Data for processing:
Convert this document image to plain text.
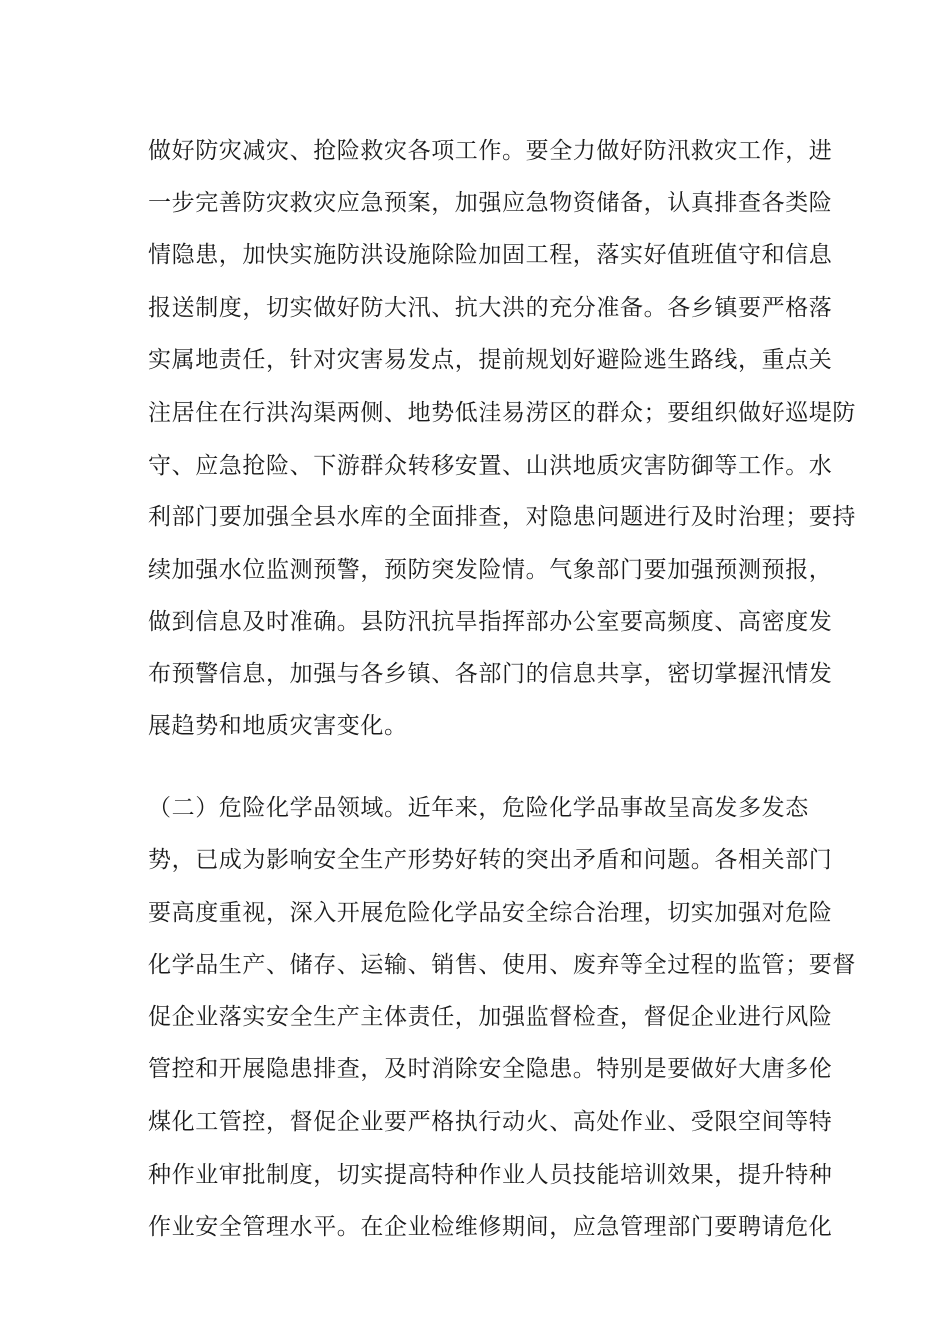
做好防灾减灾、抢险救灾各项工作。要全力做好防汛救灾工作，进
一步完善防灾救灾应急预案，加强应急物资储备，认真排查各类险
情隐患，加快实施防洪设施除险加固工程，落实好值班值守和信息
报送制度，切实做好防大汛、抗大洪的充分准备。各乡镇要严格落
实属地责任，针对灾害易发点，提前规划好避险逃生路线，重点关
注居住在行洪沟渠两侧、地势低洼易涝区的群众；要组织做好巡堤防
守、应急抢险、下游群众转移安置、山洪地质灾害防御等工作。水
利部门要加强全县水库的全面排查，对隐患问题进行及时治理；要持
续加强水位监测预警，预防突发险情。气象部门要加强预测预报，
做到信息及时准确。县防汛抗旱指挥部办公室要高频度、高密度发
布预警信息，加强与各乡镇、各部门的信息共享，密切掌握汛情发
展趋势和地质灾害变化。
（二）危险化学品领域。近年来，危险化学品事故呈高发多发态
势，已成为影响安全生产形势好转的突出矛盾和问题。各相关部门
要高度重视，深入开展危险化学品安全综合治理，切实加强对危险
化学品生产、储存、运输、销售、使用、废弃等全过程的监管；要督
促企业落实安全生产主体责任，加强监督检查，督促企业进行风险
管控和开展隐患排查，及时消除安全隐患。特别是要做好大唐多伦
煤化工管控，督促企业要严格执行动火、高处作业、受限空间等特
种作业审批制度，切实提高特种作业人员技能培训效果，提升特种
作业安全管理水平。在企业检维修期间，应急管理部门要聘请危化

Exercise directions: Without including any picture, retype the entries exactly.

Expected output:
Convert this document image to plain text.
做好防灾减灾、抢险救灾各项工作。要全力做好防汛救灾工作，进
一步完善防灾救灾应急预案，加强应急物资储备，认真排查各类险
情隐患，加快实施防洪设施除险加固工程，落实好值班值守和信息
报送制度，切实做好防大汛、抗大洪的充分准备。各乡镇要严格落
实属地责任，针对灾害易发点，提前规划好避险逃生路线，重点关
注居住在行洪沟渠两侧、地势低洼易涝区的群众；要组织做好巡堤防
守、应急抢险、下游群众转移安置、山洪地质灾害防御等工作。水
利部门要加强全县水库的全面排查，对隐患问题进行及时治理；要持
续加强水位监测预警，预防突发险情。气象部门要加强预测预报，
做到信息及时准确。县防汛抗旱指挥部办公室要高频度、高密度发
布预警信息，加强与各乡镇、各部门的信息共享，密切掌握汛情发
展趋势和地质灾害变化。
（二）危险化学品领域。近年来，危险化学品事故呈高发多发态
势，已成为影响安全生产形势好转的突出矛盾和问题。各相关部门
要高度重视，深入开展危险化学品安全综合治理，切实加强对危险
化学品生产、储存、运输、销售、使用、废弃等全过程的监管；要督
促企业落实安全生产主体责任，加强监督检查，督促企业进行风险
管控和开展隐患排查，及时消除安全隐患。特别是要做好大唐多伦
煤化工管控，督促企业要严格执行动火、高处作业、受限空间等特
种作业审批制度，切实提高特种作业人员技能培训效果，提升特种
作业安全管理水平。在企业检维修期间，应急管理部门要聘请危化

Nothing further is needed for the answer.